(THE TASK) Report back each line of the records that contains the string "color".

(DATASET CONTENT)
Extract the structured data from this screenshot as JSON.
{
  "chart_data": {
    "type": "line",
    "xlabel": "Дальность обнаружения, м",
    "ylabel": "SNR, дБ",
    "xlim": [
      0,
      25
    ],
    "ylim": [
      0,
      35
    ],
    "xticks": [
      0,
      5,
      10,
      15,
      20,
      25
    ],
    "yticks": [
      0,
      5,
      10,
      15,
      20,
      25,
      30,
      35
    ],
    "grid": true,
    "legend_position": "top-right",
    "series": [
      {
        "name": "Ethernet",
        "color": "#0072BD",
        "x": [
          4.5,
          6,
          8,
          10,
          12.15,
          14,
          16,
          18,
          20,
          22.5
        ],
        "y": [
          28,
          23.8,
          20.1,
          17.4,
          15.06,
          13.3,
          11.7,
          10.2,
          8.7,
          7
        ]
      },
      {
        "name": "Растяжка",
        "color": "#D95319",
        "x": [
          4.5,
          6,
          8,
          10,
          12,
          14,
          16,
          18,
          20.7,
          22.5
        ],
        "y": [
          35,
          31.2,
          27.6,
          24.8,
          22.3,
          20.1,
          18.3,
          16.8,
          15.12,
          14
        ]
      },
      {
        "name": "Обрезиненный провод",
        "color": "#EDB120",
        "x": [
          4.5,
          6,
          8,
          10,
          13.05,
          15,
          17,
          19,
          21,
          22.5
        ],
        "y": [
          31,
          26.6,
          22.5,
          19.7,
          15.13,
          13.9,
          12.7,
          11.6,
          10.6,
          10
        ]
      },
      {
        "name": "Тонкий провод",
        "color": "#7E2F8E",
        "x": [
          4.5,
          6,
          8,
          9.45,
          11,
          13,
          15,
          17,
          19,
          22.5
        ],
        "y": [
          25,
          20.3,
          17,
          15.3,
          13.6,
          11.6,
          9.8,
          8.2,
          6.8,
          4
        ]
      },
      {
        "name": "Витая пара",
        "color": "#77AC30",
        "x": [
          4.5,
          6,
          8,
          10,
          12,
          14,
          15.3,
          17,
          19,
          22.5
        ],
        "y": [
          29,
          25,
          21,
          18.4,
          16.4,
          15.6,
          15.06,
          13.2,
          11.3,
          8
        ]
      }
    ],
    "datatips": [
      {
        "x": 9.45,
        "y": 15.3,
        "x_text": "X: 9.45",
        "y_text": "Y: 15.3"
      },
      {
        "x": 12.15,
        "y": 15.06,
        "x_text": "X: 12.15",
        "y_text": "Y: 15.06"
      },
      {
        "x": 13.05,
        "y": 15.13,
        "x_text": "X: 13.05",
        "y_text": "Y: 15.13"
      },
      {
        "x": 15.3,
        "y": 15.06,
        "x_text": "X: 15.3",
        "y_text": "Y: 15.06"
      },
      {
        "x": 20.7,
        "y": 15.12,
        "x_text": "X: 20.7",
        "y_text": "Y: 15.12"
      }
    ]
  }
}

(SOLUTION TO THE EXERCISE)
        "color": "#0072BD",
        "color": "#D95319",
        "color": "#EDB120",
        "color": "#7E2F8E",
        "color": "#77AC30",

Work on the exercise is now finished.